Recorded data:
#####

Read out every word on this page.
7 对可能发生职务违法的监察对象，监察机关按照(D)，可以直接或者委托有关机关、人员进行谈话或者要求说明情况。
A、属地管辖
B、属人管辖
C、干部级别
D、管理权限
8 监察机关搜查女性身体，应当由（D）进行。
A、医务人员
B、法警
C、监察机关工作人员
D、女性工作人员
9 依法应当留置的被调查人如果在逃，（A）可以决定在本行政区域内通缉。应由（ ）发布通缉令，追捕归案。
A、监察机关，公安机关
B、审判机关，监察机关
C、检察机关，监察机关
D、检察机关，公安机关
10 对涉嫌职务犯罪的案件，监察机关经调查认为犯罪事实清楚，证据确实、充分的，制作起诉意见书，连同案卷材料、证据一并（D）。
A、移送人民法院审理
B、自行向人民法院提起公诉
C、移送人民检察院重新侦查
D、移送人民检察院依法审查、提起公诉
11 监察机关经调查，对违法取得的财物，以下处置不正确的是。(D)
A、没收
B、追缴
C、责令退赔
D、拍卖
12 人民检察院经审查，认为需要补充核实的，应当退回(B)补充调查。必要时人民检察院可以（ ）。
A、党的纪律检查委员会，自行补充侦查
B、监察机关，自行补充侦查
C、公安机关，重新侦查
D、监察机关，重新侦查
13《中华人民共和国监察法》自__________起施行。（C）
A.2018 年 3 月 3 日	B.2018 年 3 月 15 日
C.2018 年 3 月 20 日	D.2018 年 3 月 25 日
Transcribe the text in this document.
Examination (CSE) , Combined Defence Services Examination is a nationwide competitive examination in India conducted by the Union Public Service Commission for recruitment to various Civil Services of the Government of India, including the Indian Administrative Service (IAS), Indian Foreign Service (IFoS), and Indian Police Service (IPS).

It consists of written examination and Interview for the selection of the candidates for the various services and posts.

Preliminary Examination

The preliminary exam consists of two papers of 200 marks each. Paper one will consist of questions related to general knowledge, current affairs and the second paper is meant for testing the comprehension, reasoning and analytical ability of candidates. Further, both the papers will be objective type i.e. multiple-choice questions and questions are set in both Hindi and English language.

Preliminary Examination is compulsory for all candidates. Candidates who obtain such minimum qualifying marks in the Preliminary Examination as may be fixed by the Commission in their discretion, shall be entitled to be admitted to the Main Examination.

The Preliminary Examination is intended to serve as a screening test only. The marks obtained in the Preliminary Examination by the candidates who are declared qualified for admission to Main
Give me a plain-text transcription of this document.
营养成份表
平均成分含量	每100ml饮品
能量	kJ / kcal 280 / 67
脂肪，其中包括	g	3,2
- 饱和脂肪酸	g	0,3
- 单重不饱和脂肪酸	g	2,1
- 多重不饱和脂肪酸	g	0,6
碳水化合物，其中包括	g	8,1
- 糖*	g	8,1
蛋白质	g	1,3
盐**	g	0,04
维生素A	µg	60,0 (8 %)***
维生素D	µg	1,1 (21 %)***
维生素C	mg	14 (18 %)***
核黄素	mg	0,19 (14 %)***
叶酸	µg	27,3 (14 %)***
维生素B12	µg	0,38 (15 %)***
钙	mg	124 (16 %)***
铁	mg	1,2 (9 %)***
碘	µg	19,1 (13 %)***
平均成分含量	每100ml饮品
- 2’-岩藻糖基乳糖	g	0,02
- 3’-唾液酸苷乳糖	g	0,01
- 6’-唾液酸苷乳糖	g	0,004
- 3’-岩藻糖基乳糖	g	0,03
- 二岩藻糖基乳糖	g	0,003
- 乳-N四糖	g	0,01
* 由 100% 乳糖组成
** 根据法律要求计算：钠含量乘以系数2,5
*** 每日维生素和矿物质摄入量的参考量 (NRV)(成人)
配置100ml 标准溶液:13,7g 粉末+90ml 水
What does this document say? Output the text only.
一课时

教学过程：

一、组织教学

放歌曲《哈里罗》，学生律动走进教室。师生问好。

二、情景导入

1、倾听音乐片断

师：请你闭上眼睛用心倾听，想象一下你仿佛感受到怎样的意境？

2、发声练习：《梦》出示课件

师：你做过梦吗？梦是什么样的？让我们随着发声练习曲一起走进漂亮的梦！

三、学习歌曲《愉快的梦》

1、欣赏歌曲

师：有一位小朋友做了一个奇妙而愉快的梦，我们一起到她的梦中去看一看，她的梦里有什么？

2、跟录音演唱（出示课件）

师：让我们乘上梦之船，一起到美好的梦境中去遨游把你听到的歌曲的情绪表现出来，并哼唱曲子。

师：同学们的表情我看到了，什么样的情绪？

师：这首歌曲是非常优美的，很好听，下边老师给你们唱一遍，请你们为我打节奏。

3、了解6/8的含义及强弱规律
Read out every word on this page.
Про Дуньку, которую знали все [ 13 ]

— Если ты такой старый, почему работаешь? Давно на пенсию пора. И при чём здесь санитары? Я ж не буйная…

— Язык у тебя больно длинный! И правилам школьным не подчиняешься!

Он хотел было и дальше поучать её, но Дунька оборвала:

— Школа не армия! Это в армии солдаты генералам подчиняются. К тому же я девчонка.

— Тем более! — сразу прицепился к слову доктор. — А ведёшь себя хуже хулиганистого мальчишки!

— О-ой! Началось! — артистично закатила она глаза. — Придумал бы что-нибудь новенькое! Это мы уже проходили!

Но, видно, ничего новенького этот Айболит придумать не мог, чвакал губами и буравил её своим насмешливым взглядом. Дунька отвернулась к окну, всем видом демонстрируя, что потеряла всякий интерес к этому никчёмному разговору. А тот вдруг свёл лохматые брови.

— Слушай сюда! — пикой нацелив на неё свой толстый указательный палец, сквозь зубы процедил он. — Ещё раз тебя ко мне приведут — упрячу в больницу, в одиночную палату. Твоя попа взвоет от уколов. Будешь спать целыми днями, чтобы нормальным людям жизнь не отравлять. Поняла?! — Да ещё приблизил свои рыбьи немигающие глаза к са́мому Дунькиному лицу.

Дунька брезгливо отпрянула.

#####

*Job*. Write out the entire listing exactly.

*Worked solution*.
Read out every word on this page.
7 对可能发生职务违法的监察对象，监察机关按照(D)，可以直接或者委托有关机关、人员进行谈话或者要求说明情况。
A、属地管辖
B、属人管辖
C、干部级别
D、管理权限
8 监察机关搜查女性身体，应当由（D）进行。
A、医务人员
B、法警
C、监察机关工作人员
D、女性工作人员
9 依法应当留置的被调查人如果在逃，（A）可以决定在本行政区域内通缉。应由（ ）发布通缉令，追捕归案。
A、监察机关，公安机关
B、审判机关，监察机关
C、检察机关，监察机关
D、检察机关，公安机关
10 对涉嫌职务犯罪的案件，监察机关经调查认为犯罪事实清楚，证据确实、充分的，制作起诉意见书，连同案卷材料、证据一并（D）。
A、移送人民法院审理
B、自行向人民法院提起公诉
C、移送人民检察院重新侦查
D、移送人民检察院依法审查、提起公诉
11 监察机关经调查，对违法取得的财物，以下处置不正确的是。(D)
A、没收
B、追缴
C、责令退赔
D、拍卖
12 人民检察院经审查，认为需要补充核实的，应当退回(B)补充调查。必要时人民检察院可以（ ）。
A、党的纪律检查委员会，自行补充侦查
B、监察机关，自行补充侦查
C、公安机关，重新侦查
D、监察机关，重新侦查
13《中华人民共和国监察法》自__________起施行。（C）
A.2018 年 3 月 3 日	B.2018 年 3 月 15 日
C.2018 年 3 月 20 日	D.2018 年 3 月 25 日
Transcribe the text in this document.
Examination (CSE) , Combined Defence Services Examination is a nationwide competitive examination in India conducted by the Union Public Service Commission for recruitment to various Civil Services of the Government of India, including the Indian Administrative Service (IAS), Indian Foreign Service (IFoS), and Indian Police Service (IPS).

It consists of written examination and Interview for the selection of the candidates for the various services and posts.

Preliminary Examination

The preliminary exam consists of two papers of 200 marks each. Paper one will consist of questions related to general knowledge, current affairs and the second paper is meant for testing the comprehension, reasoning and analytical ability of candidates. Further, both the papers will be objective type i.e. multiple-choice questions and questions are set in both Hindi and English language.

Preliminary Examination is compulsory for all candidates. Candidates who obtain such minimum qualifying marks in the Preliminary Examination as may be fixed by the Commission in their discretion, shall be entitled to be admitted to the Main Examination.

The Preliminary Examination is intended to serve as a screening test only. The marks obtained in the Preliminary Examination by the candidates who are declared qualified for admission to Main
Give me a plain-text transcription of this document.
营养成份表
平均成分含量	每100ml饮品
能量	kJ / kcal 280 / 67
脂肪，其中包括	g	3,2
- 饱和脂肪酸	g	0,3
- 单重不饱和脂肪酸	g	2,1
- 多重不饱和脂肪酸	g	0,6
碳水化合物，其中包括	g	8,1
- 糖*	g	8,1
蛋白质	g	1,3
盐**	g	0,04
维生素A	µg	60,0 (8 %)***
维生素D	µg	1,1 (21 %)***
维生素C	mg	14 (18 %)***
核黄素	mg	0,19 (14 %)***
叶酸	µg	27,3 (14 %)***
维生素B12	µg	0,38 (15 %)***
钙	mg	124 (16 %)***
铁	mg	1,2 (9 %)***
碘	µg	19,1 (13 %)***
平均成分含量	每100ml饮品
- 2’-岩藻糖基乳糖	g	0,02
- 3’-唾液酸苷乳糖	g	0,01
- 6’-唾液酸苷乳糖	g	0,004
- 3’-岩藻糖基乳糖	g	0,03
- 二岩藻糖基乳糖	g	0,003
- 乳-N四糖	g	0,01
* 由 100% 乳糖组成
** 根据法律要求计算：钠含量乘以系数2,5
*** 每日维生素和矿物质摄入量的参考量 (NRV)(成人)
配置100ml 标准溶液:13,7g 粉末+90ml 水
What does this document say? Output the text only.
一课时

教学过程：

一、组织教学

放歌曲《哈里罗》，学生律动走进教室。师生问好。

二、情景导入

1、倾听音乐片断

师：请你闭上眼睛用心倾听，想象一下你仿佛感受到怎样的意境？

2、发声练习：《梦》出示课件

师：你做过梦吗？梦是什么样的？让我们随着发声练习曲一起走进漂亮的梦！

三、学习歌曲《愉快的梦》

1、欣赏歌曲

师：有一位小朋友做了一个奇妙而愉快的梦，我们一起到她的梦中去看一看，她的梦里有什么？

2、跟录音演唱（出示课件）

师：让我们乘上梦之船，一起到美好的梦境中去遨游把你听到的歌曲的情绪表现出来，并哼唱曲子。

师：同学们的表情我看到了，什么样的情绪？

师：这首歌曲是非常优美的，很好听，下边老师给你们唱一遍，请你们为我打节奏。

3、了解6/8的含义及强弱规律
Read out every word on this page.
Про Дуньку, которую знали все [ 13 ]

— Если ты такой старый, почему работаешь? Давно на пенсию пора. И при чём здесь санитары? Я ж не буйная…

— Язык у тебя больно длинный! И правилам школьным не подчиняешься!

Он хотел было и дальше поучать её, но Дунька оборвала:

— Школа не армия! Это в армии солдаты генералам подчиняются. К тому же я девчонка.

— Тем более! — сразу прицепился к слову доктор. — А ведёшь себя хуже хулиганистого мальчишки!

— О-ой! Началось! — артистично закатила она глаза. — Придумал бы что-нибудь новенькое! Это мы уже проходили!

Но, видно, ничего новенького этот Айболит придумать не мог, чвакал губами и буравил её своим насмешливым взглядом. Дунька отвернулась к окну, всем видом демонстрируя, что потеряла всякий интерес к этому никчёмному разговору. А тот вдруг свёл лохматые брови.

— Слушай сюда! — пикой нацелив на неё свой толстый указательный палец, сквозь зубы процедил он. — Ещё раз тебя ко мне приведут — упрячу в больницу, в одиночную палату. Твоя попа взвоет от уколов. Будешь спать целыми днями, чтобы нормальным людям жизнь не отравлять. Поняла?! — Да ещё приблизил свои рыбьи немигающие глаза к са́мому Дунькиному лицу.

Дунька брезгливо отпрянула.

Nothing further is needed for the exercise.